» Written task:
Reproduce each of the following items line for line, leaving every character unchanged.
**** Given entries ****
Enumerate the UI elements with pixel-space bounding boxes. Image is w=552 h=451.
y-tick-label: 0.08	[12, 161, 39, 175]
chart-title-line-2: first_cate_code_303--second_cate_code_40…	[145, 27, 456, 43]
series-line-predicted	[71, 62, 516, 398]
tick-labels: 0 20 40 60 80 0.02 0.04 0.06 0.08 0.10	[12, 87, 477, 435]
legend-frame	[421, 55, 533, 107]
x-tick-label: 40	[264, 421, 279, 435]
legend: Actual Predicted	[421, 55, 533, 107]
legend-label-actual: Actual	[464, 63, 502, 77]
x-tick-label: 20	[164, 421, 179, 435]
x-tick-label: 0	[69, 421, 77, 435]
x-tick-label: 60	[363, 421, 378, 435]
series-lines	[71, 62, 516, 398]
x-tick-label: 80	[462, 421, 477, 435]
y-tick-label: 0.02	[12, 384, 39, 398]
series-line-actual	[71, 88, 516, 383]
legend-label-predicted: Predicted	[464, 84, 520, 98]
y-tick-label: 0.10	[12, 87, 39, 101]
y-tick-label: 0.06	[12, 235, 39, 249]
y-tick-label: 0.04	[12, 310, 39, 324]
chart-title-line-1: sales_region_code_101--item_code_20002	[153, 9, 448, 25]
****
» Output for this exercise:
Enumerate the UI elements with pixel-space bounding boxes. Image is w=552 h=451.
y-tick-label: 0.08	[12, 161, 39, 175]
chart-title-line-2: first_cate_code_303--second_cate_code_40…	[145, 27, 456, 43]
series-line-predicted	[71, 62, 516, 398]
tick-labels: 0 20 40 60 80 0.02 0.04 0.06 0.08 0.10	[12, 87, 477, 435]
legend-frame	[421, 55, 533, 107]
x-tick-label: 40	[264, 421, 279, 435]
legend: Actual Predicted	[421, 55, 533, 107]
legend-label-actual: Actual	[464, 63, 502, 77]
x-tick-label: 20	[164, 421, 179, 435]
x-tick-label: 0	[69, 421, 77, 435]
x-tick-label: 60	[363, 421, 378, 435]
series-lines	[71, 62, 516, 398]
x-tick-label: 80	[462, 421, 477, 435]
y-tick-label: 0.02	[12, 384, 39, 398]
series-line-actual	[71, 88, 516, 383]
legend-label-predicted: Predicted	[464, 84, 520, 98]
y-tick-label: 0.10	[12, 87, 39, 101]
y-tick-label: 0.06	[12, 235, 39, 249]
y-tick-label: 0.04	[12, 310, 39, 324]
chart-title-line-1: sales_region_code_101--item_code_20002	[153, 9, 448, 25]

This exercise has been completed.